Begin Data for the task

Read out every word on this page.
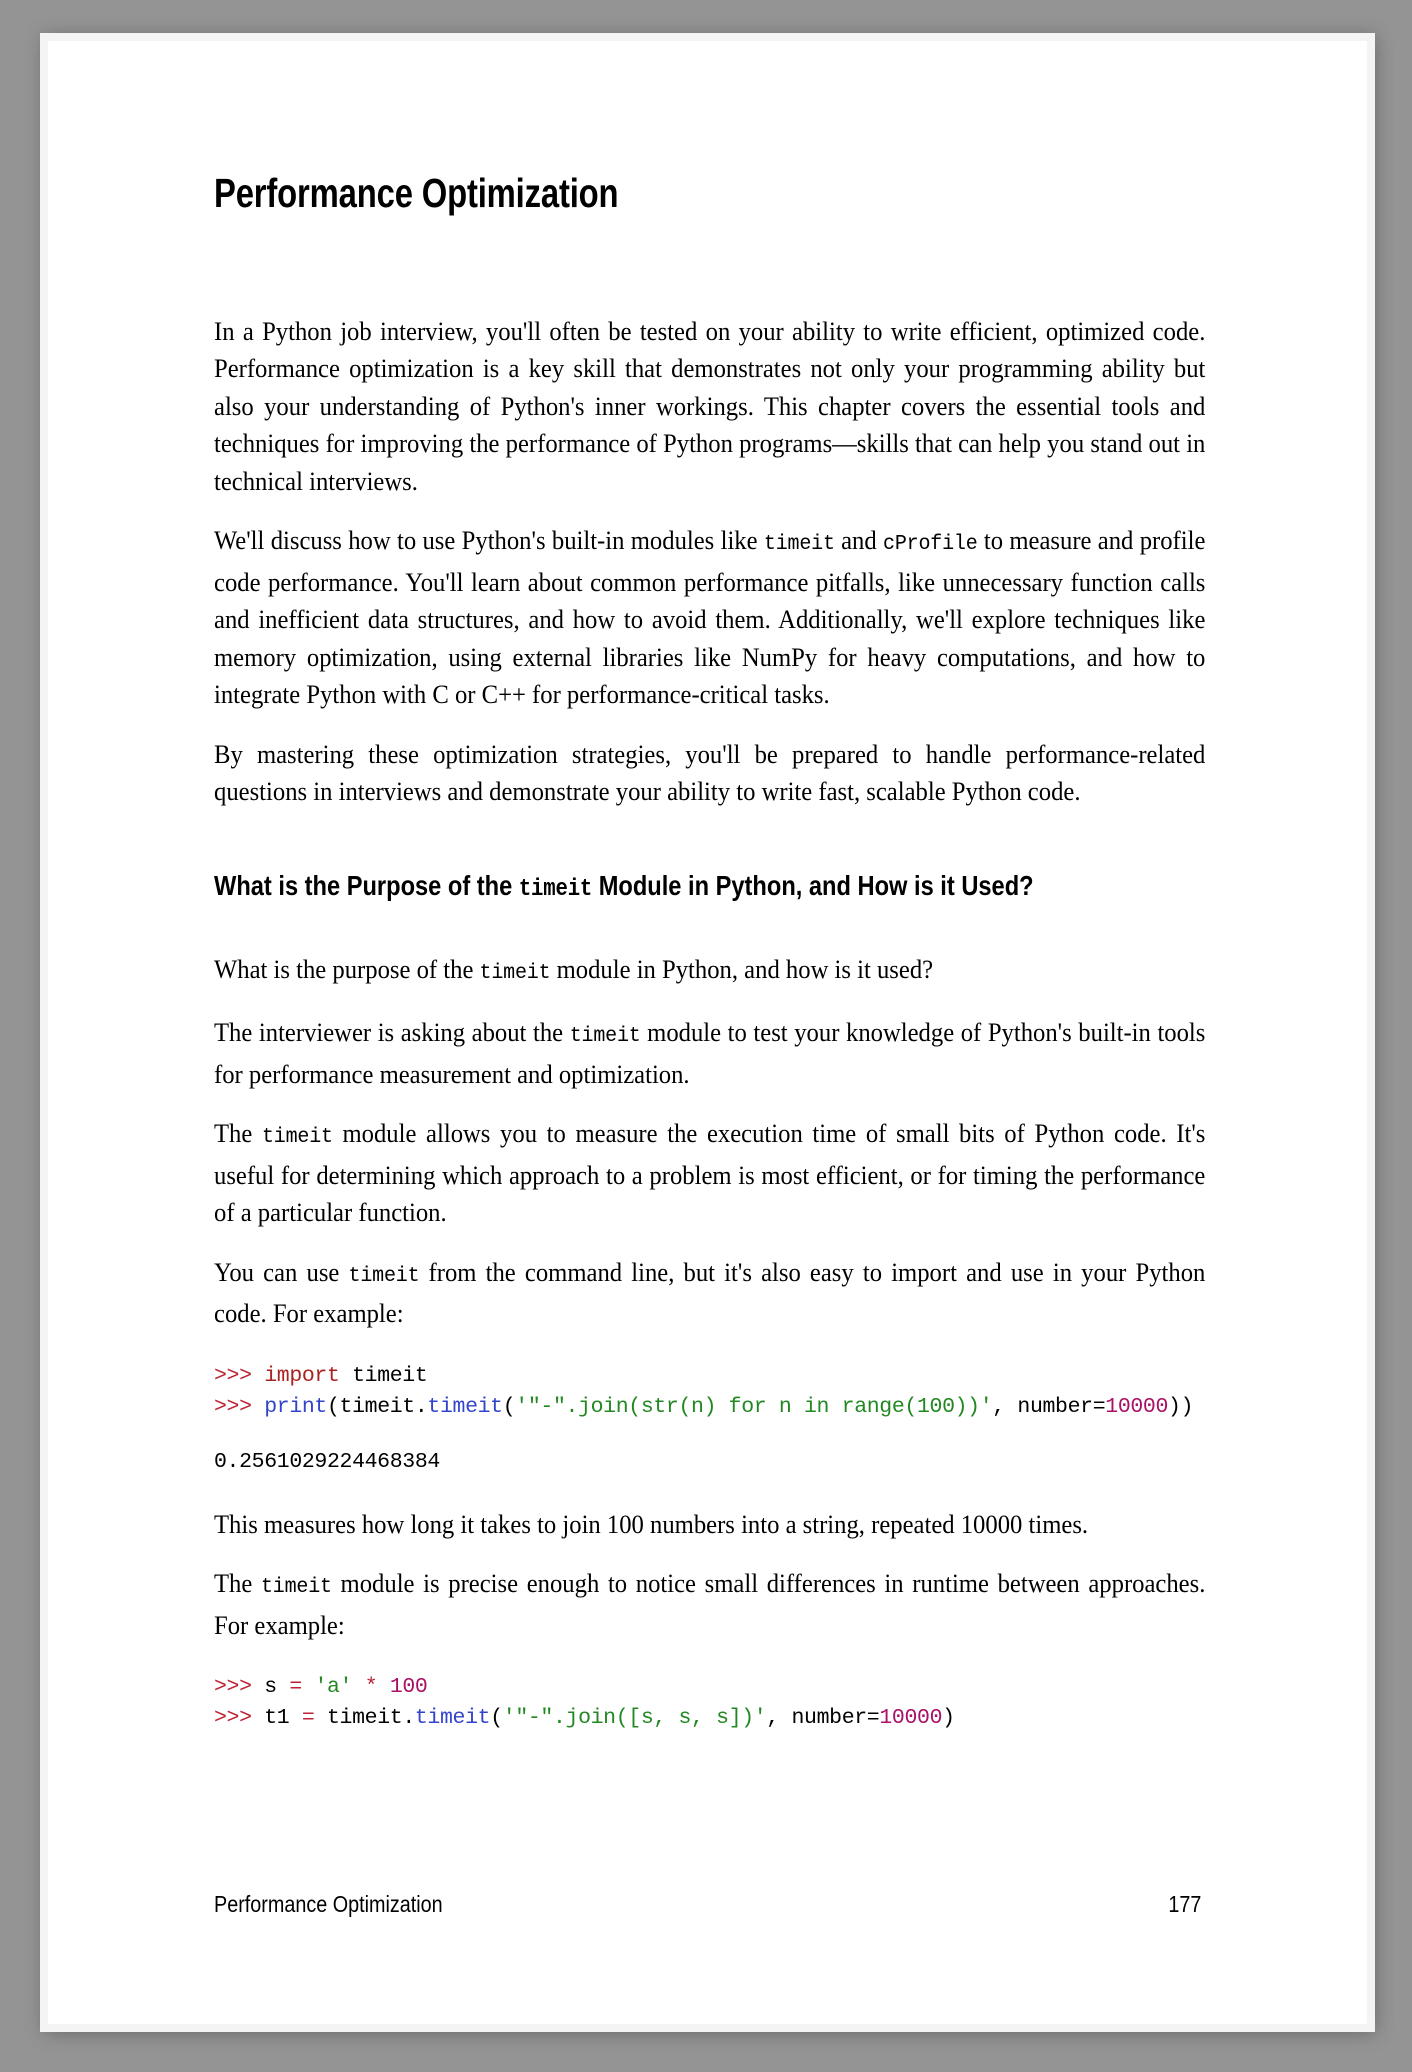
Performance Optimization

In a Python job interview, you'll often be tested on your ability to write efficient, optimized code. Performance optimization is a key skill that demonstrates not only your programming ability but also your understanding of Python's inner workings. This chapter covers the essential tools and techniques for improving the performance of Python programs—skills that can help you stand out in technical interviews.

We'll discuss how to use Python's built-in modules like timeit and cProfile to measure and profile code performance. You'll learn about common performance pitfalls, like unnecessary function calls and inefficient data structures, and how to avoid them. Additionally, we'll explore techniques like memory optimization, using external libraries like NumPy for heavy computations, and how to integrate Python with C or C++ for performance-critical tasks.

By mastering these optimization strategies, you'll be prepared to handle performance-related questions in interviews and demonstrate your ability to write fast, scalable Python code.

What is the Purpose of the timeit Module in Python, and How is it Used?

What is the purpose of the timeit module in Python, and how is it used?

The interviewer is asking about the timeit module to test your knowledge of Python's built-in tools for performance measurement and optimization.

The timeit module allows you to measure the execution time of small bits of Python code. It's useful for determining which approach to a problem is most efficient, or for timing the performance of a particular function.

You can use timeit from the command line, but it's also easy to import and use in your Python code. For example:

>>> import timeit
>>> print(timeit.timeit('"-".join(str(n) for n in range(100))', number=10000))
0.2561029224468384

This measures how long it takes to join 100 numbers into a string, repeated 10000 times.

The timeit module is precise enough to notice small differences in runtime between approaches. For example:

>>> s = 'a' * 100
>>> t1 = timeit.timeit('"-".join([s, s, s])', number=10000)
Performance Optimization	177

End Data for the task

> **Exercise requirements**:
Pick out the lines containing the string "tools".

> **Answer to the task**:
In a Python job interview, you'll often be tested on your ability to write efficient, optimized code. Performance optimization is a key skill that demonstrates not only your programming ability but also your understanding of Python's inner workings. This chapter covers the essential tools and techniques for improving the performance of Python programs—skills that can help you stand out in technical interviews.
The interviewer is asking about the timeit module to test your knowledge of Python's built-in tools for performance measurement and optimization.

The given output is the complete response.